══ DOCUMENT EXTRACT

SEARCH AND PRESS ENTER

Mr. Takashi Teramoto

Age: 82
Location: Hiroshima
Distance from hypocenter: 1km

“Though the power of a single citizen may be small, a circle of many can yield great power. Even if it may seem unremarkable or tedious, we must continue to pass down – not negate – the unadulterated truth about our past to future generations. I believe that this is what will lead us to the peace which we all seek.

2017-12-19
Teramoto Takashi”

“I was in the fifth grade that year. I had been living in a group evacuation site outside of the city. I fell ill that summer and my mother came to pick me up, on August 4. The plan was to head back home to Hiroshima on the morning of August 6, but I begged my mother that we return a day earlier. I hadn’t even considered how exhausted she would have been, trekking all the way to the evacuation site. Indeed, if we had headed back on the morning of August 6 as planned, we would not have encountered the atomic bomb.

We were back in Hiroshima by the evening of August 5. The next morning, I was outside my home in a short-sleeved undershirt and underpants, playing and chatting with a group of friends about the B-29. ‘Hurry up, we’re going to the hospital,’ my mother called. When I went back inside the house to prepare for our outing, a bright light flashed through the back window. Suddenly, everything went dark. I was disoriented, and could not move for a while. When I came to, I saw an eerie glow in the distance. I walked toward it, and somehow reached the main road. A woman from the neighborhood approached me and asked, ‘Who are you?’ ‘I’m Takashi,’ I replied. ‘Oh, Takashi! Here, get on my back. We need to get out of here,’ she offered. The woman carried me on her back and we headed toward the mountains. She later told me that she could not tell who I was because my entire face was covered in blood.

We headed toward an evacuation center in Furuichi. On the way there, an aid truck stopped and offered us a ride to a local temple. It was crowded with injured people, like us. There, I encountered one of the friends whom I had been chatting with moments before the bomb dropped. He was burned badly, with his arms outstretched. Loose skin drooped from his limbs like rags. I heard that he passed away a couple days later.

════
══ PROVIDED INFORMATION

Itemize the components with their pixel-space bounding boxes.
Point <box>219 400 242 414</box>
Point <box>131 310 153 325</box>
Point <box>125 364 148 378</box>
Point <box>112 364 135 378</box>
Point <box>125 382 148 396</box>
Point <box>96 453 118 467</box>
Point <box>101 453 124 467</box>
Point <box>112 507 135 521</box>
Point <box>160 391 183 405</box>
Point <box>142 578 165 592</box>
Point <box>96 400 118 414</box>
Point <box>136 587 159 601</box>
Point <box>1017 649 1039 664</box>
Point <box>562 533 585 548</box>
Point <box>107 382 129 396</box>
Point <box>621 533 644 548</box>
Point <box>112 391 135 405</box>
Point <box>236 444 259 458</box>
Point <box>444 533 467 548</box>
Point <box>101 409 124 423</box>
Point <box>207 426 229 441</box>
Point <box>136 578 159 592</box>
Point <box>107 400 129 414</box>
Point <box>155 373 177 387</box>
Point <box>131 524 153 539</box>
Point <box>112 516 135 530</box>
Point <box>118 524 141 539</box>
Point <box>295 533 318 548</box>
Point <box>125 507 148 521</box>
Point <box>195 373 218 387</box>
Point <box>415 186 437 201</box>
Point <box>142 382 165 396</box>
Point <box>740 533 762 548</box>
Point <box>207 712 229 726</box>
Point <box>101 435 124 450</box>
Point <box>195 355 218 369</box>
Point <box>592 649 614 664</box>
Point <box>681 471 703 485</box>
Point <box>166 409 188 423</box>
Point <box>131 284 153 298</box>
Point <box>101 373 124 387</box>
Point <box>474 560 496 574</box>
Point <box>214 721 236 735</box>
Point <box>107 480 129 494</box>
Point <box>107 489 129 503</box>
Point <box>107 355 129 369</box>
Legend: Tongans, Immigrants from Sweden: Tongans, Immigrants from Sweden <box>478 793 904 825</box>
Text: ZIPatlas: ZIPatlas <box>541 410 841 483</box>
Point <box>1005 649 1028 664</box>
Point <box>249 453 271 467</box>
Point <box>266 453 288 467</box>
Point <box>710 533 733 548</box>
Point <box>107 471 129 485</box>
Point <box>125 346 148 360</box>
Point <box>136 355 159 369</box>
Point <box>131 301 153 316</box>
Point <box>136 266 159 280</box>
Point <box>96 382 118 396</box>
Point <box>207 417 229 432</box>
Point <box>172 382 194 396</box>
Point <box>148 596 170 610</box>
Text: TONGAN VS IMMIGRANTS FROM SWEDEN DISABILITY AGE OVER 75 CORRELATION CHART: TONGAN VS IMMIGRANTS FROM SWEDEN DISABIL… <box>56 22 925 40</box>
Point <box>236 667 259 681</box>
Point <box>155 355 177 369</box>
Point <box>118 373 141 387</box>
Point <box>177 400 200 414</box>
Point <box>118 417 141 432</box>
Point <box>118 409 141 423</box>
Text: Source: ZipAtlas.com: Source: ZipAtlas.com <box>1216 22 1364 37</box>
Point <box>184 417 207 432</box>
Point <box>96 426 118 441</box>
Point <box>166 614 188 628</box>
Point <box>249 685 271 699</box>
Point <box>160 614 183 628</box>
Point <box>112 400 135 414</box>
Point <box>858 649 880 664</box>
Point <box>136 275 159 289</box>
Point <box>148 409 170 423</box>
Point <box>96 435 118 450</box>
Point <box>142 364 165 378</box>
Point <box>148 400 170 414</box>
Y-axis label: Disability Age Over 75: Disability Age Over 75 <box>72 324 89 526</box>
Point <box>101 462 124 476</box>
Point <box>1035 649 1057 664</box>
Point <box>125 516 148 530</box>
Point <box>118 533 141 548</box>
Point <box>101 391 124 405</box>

════

BRIEF A
Update the passage of Takashi Teramoto's testimony that opens with "Mr. Takashi Teramoto" and closes with "we all seek.", putting "person" in place of "citizen".
BRIEF B
Go on with the Hiroshima testimony of Takashi Teramoto, picking up after its last sentence.

RESPONSE AREA A
Mr. Takashi Teramoto

Age: 82
Location: Hiroshima
Distance from hypocenter: 1km

“Though the power of a single person may be small, a circle of many can yield great power. Even if it may seem unremarkable or tedious, we must continue to pass down – not negate – the unadulterated truth about our past to future generations. I believe that this is what will lead us to the peace which we all seek.

RESPONSE AREA B
That evening, I was reunited with my father. ‘Mother is at a camp under the Yokogawabashi bridge,’ he told me. I felt slightly relieved. The next morning, I was sent off to my aunt’s place outside of the city on a crowded train full of burn victims.

On August 15 – or was it the day after Japan’s surrender – I was told that my sister and mother were coming to get me at my aunt’s place. I waited all day in anticipation. Alas, only my sister showed up. ‘Where’s mom?’ I asked. My sister pulled out a small box. ‘She’s in here,’ she told me.

Within 2-3 months, I learned that the kind woman from the neighborhood who carried me on her back and the acquaintances whom I encountered at Furuichi were all dead. Toward the end of the month, I too fell ill – I woke up one day to discover that my hair had fallen out and was stuck to my pillow. My body began to ache all over, and I was bedridden for days. I remember hearing murmurs over my bed as I drifted in and out of consciousness. ‘Those affected by the pika (Japanese onomatopoeia for the atomic bomb) lose their hair and start bleeding from their gums. Some form dots all over their bodies and pass away,’ ‘Will this child be saved?’ Strangely, I don’t recall feeling any fear of death.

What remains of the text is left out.